• [Supplied data]:
#####

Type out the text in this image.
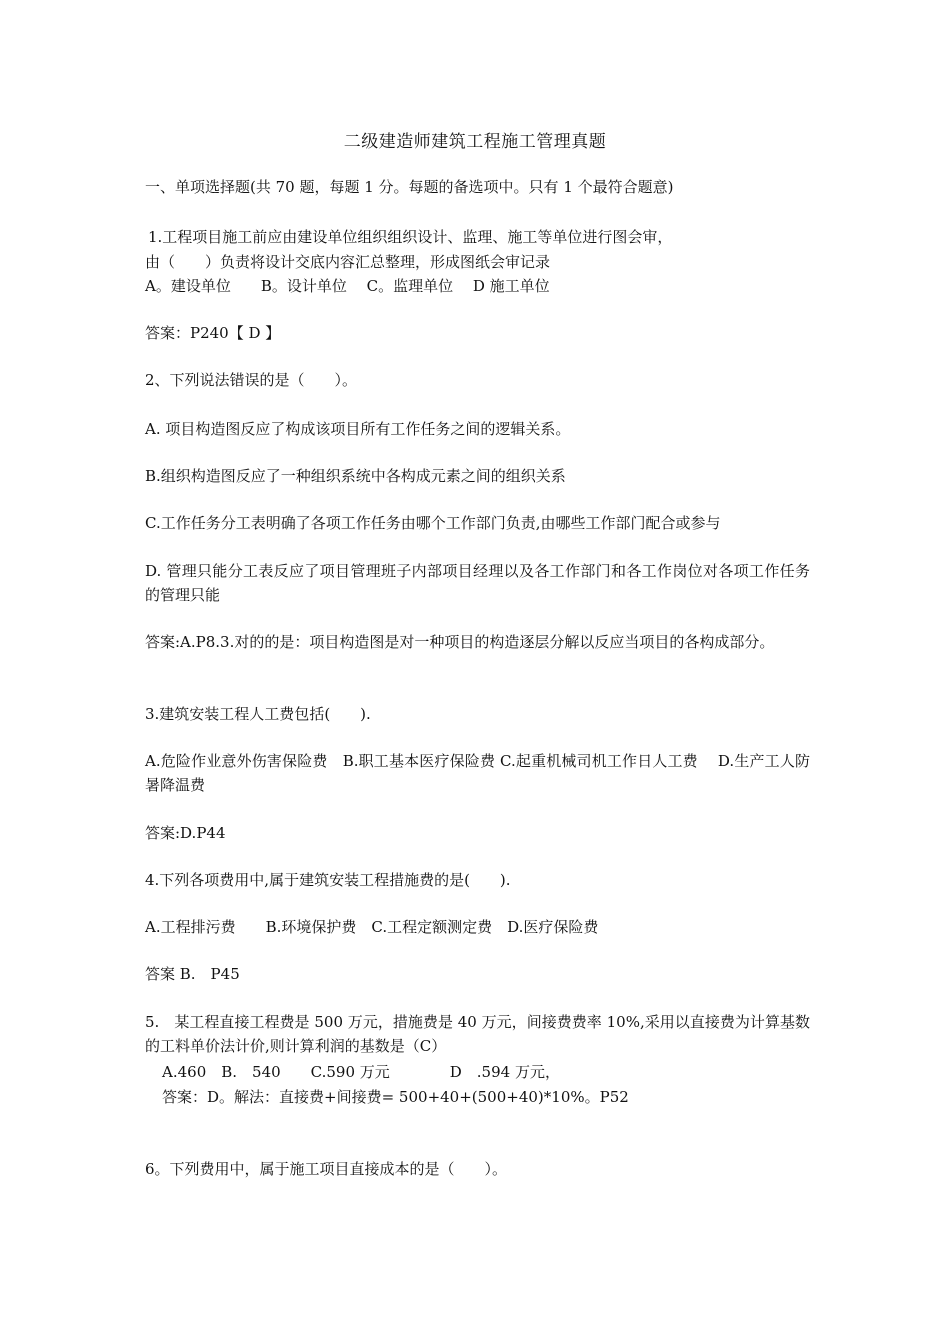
二级建造师建筑工程施工管理真题
一、单项选择题(共 70 题，每题 1 分。每题的备选项中。只有 1 个最符合题意)
1.工程项目施工前应由建设单位组织组织设计、监理、施工等单位进行图会审，
由（　　）负责将设计交底内容汇总整理，形成图纸会审记录
A。建设单位　　B。设计单位　 C。监理单位　 D 施工单位
答案：P240【 D 】
2、下列说法错误的是（　　）。
A. 项目构造图反应了构成该项目所有工作任务之间的逻辑关系。
B.组织构造图反应了一种组织系统中各构成元素之间的组织关系
C.工作任务分工表明确了各项工作任务由哪个工作部门负责,由哪些工作部门配合或参与
D. 管理只能分工表反应了项目管理班子内部项目经理以及各工作部门和各工作岗位对各项工作任务的管理只能
答案:A.P8.3.对的的是：项目构造图是对一种项目的构造逐层分解以反应当项目的各构成部分。
3.建筑安装工程人工费包括(　　).
A.危险作业意外伤害保险费　B.职工基本医疗保险费 C.起重机械司机工作日人工费　 D.生产工人防暑降温费
答案:D.P44
4.下列各项费用中,属于建筑安装工程措施费的是(　　).
A.工程排污费　　B.环境保护费　C.工程定额测定费　D.医疗保险费
答案 B.　P45
5.　某工程直接工程费是 500 万元，措施费是 40 万元，间接费费率 10%,采用以直接费为计算基数的工料单价法计价,则计算利润的基数是（C）
A.460　B.　540　　C.590 万元　　　　D　.594 万元，
答案：D。解法：直接费+间接费= 500+40+(500+40)*10%。P52
6。下列费用中，属于施工项目直接成本的是（　　）。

#####

• [What the exercise asks]:
Exclude the pictures. Write out the remaining data exactly.

• [Finished answer]:
Type out the text in this image.
二级建造师建筑工程施工管理真题
一、单项选择题(共 70 题，每题 1 分。每题的备选项中。只有 1 个最符合题意)
1.工程项目施工前应由建设单位组织组织设计、监理、施工等单位进行图会审，
由（　　）负责将设计交底内容汇总整理，形成图纸会审记录
A。建设单位　　B。设计单位　 C。监理单位　 D 施工单位
答案：P240【 D 】
2、下列说法错误的是（　　）。
A. 项目构造图反应了构成该项目所有工作任务之间的逻辑关系。
B.组织构造图反应了一种组织系统中各构成元素之间的组织关系
C.工作任务分工表明确了各项工作任务由哪个工作部门负责,由哪些工作部门配合或参与
D. 管理只能分工表反应了项目管理班子内部项目经理以及各工作部门和各工作岗位对各项工作任务的管理只能
答案:A.P8.3.对的的是：项目构造图是对一种项目的构造逐层分解以反应当项目的各构成部分。
3.建筑安装工程人工费包括(　　).
A.危险作业意外伤害保险费　B.职工基本医疗保险费 C.起重机械司机工作日人工费　 D.生产工人防暑降温费
答案:D.P44
4.下列各项费用中,属于建筑安装工程措施费的是(　　).
A.工程排污费　　B.环境保护费　C.工程定额测定费　D.医疗保险费
答案 B.　P45
5.　某工程直接工程费是 500 万元，措施费是 40 万元，间接费费率 10%,采用以直接费为计算基数的工料单价法计价,则计算利润的基数是（C）
A.460　B.　540　　C.590 万元　　　　D　.594 万元，
答案：D。解法：直接费+间接费= 500+40+(500+40)*10%。P52
6。下列费用中，属于施工项目直接成本的是（　　）。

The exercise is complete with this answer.